* [Problem description] Check every line below for the word "GHÉP" and copy the ones that have it.

* [Supplied information]
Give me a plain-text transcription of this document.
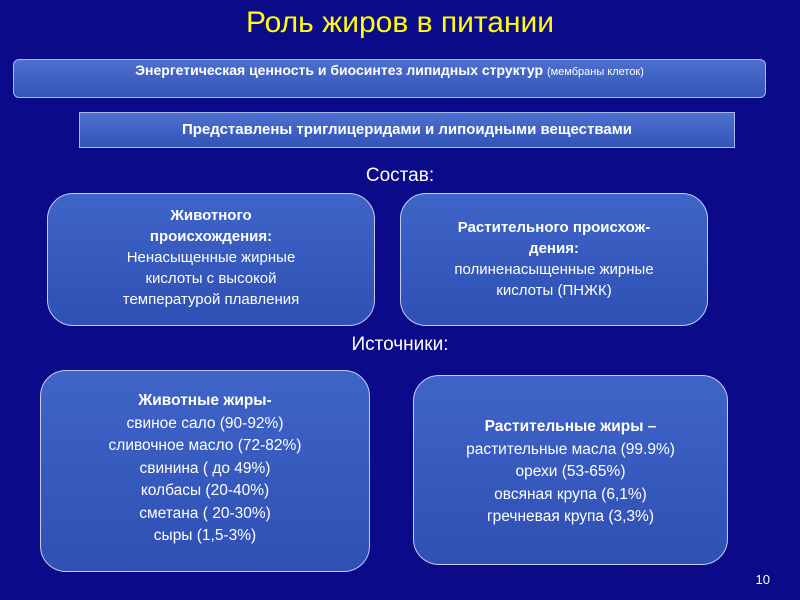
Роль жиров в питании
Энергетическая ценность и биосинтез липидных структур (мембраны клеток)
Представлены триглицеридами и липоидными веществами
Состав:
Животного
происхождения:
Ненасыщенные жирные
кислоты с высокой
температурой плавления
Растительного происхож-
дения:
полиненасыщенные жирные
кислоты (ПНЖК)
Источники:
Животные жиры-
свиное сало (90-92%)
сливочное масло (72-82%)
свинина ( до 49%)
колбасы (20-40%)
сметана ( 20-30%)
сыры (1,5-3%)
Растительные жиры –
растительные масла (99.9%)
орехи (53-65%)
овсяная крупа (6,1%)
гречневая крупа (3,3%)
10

--

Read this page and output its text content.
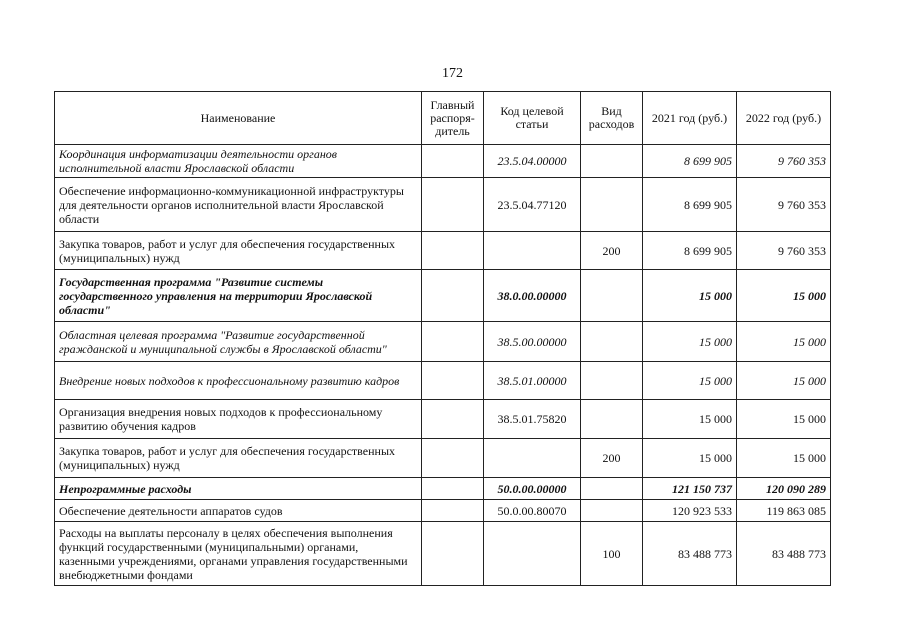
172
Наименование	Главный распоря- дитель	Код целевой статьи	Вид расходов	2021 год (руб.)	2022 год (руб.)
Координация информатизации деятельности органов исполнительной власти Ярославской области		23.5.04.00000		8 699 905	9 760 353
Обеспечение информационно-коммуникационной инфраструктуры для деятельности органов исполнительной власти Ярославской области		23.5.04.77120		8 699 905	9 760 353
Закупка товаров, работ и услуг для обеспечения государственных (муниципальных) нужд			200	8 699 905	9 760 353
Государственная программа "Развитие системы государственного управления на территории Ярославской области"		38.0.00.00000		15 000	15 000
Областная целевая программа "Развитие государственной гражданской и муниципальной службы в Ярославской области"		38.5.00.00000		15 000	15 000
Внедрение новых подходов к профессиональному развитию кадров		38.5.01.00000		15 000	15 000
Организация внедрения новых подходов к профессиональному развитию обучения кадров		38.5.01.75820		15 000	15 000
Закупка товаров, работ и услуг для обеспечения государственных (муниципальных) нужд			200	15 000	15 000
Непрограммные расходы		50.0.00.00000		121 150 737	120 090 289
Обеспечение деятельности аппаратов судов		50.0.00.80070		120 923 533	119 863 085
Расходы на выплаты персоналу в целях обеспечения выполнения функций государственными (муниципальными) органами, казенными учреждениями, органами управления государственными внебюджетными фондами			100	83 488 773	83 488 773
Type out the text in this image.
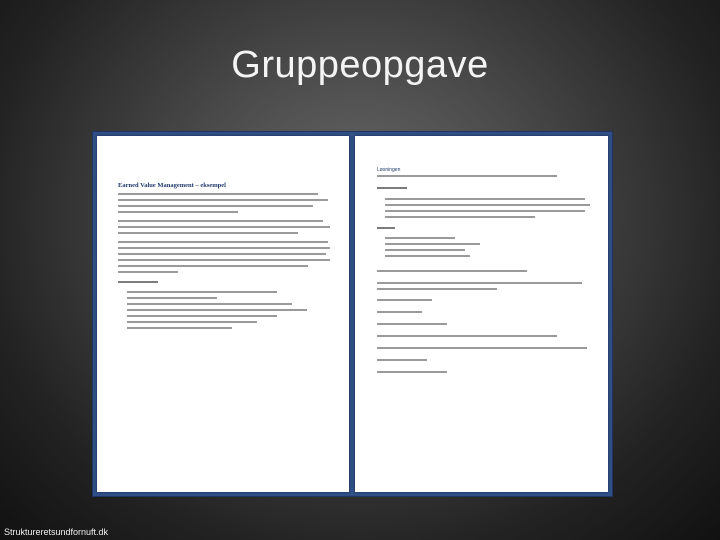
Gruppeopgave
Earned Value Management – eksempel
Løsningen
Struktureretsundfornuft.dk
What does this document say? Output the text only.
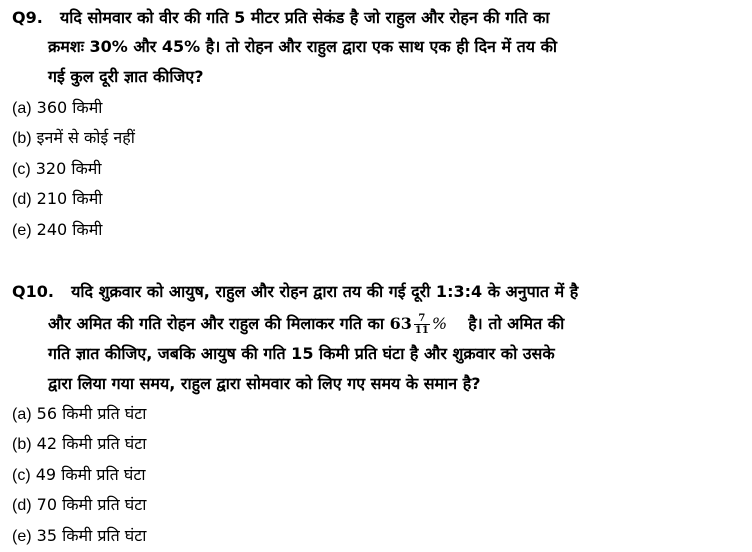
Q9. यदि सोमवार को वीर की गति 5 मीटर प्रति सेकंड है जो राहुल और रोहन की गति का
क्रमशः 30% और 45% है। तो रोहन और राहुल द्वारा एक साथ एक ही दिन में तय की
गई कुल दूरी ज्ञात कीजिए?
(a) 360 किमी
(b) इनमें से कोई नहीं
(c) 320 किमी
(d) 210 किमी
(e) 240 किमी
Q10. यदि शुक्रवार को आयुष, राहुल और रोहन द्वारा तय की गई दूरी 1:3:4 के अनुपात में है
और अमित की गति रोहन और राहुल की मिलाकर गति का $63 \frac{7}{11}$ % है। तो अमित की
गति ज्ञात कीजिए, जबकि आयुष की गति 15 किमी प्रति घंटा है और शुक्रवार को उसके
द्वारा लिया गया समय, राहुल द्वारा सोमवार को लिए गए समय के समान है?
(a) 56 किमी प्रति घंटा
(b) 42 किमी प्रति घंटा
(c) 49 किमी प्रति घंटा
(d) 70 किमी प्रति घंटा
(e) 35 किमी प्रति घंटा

---

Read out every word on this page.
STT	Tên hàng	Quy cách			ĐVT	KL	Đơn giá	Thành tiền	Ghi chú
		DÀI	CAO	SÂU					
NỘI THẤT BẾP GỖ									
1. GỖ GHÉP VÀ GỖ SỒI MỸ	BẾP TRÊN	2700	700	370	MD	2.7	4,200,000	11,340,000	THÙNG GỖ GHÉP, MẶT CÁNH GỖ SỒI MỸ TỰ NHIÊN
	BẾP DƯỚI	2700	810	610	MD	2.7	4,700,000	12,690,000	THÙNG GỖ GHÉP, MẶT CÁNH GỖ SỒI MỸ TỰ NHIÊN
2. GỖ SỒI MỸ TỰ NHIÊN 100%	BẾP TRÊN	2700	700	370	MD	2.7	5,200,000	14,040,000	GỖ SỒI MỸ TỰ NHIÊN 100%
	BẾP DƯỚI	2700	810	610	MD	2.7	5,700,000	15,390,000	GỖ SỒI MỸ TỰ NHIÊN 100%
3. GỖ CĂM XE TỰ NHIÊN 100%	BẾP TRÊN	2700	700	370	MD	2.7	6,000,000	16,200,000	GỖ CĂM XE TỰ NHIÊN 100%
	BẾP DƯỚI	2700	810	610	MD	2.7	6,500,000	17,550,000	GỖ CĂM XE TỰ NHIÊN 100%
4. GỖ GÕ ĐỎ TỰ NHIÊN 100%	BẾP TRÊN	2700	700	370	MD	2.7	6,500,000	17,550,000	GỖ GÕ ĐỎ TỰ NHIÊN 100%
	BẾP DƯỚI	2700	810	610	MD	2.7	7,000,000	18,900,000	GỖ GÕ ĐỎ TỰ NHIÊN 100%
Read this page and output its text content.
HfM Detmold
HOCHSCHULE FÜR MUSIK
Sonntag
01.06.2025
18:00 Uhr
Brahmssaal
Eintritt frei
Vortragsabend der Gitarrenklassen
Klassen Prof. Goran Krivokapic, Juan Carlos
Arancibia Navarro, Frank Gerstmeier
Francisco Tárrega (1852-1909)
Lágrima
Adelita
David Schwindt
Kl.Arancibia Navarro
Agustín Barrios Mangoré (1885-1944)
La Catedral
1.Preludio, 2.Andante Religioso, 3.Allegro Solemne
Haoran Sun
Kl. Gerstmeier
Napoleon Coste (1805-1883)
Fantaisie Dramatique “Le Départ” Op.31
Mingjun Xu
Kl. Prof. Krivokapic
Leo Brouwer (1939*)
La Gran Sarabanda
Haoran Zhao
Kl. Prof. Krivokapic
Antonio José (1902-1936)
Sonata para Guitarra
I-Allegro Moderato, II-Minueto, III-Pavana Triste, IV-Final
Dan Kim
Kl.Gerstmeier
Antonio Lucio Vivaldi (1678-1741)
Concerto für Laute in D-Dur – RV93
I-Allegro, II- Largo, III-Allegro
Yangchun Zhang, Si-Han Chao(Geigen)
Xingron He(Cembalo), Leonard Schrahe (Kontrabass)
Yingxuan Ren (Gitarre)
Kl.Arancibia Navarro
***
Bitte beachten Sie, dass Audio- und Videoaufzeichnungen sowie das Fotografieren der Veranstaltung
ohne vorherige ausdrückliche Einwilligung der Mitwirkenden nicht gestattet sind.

* [Completed task]
1. GỖ GHÉP VÀ GỖ SỒI MỸ	BẾP TRÊN	2700	700	370	MD	2.7	4,200,000	11,340,000	THÙNG GỖ GHÉP, MẶT CÁNH GỖ SỒI MỸ TỰ NHIÊN
	BẾP DƯỚI	2700	810	610	MD	2.7	4,700,000	12,690,000	THÙNG GỖ GHÉP, MẶT CÁNH GỖ SỒI MỸ TỰ NHIÊN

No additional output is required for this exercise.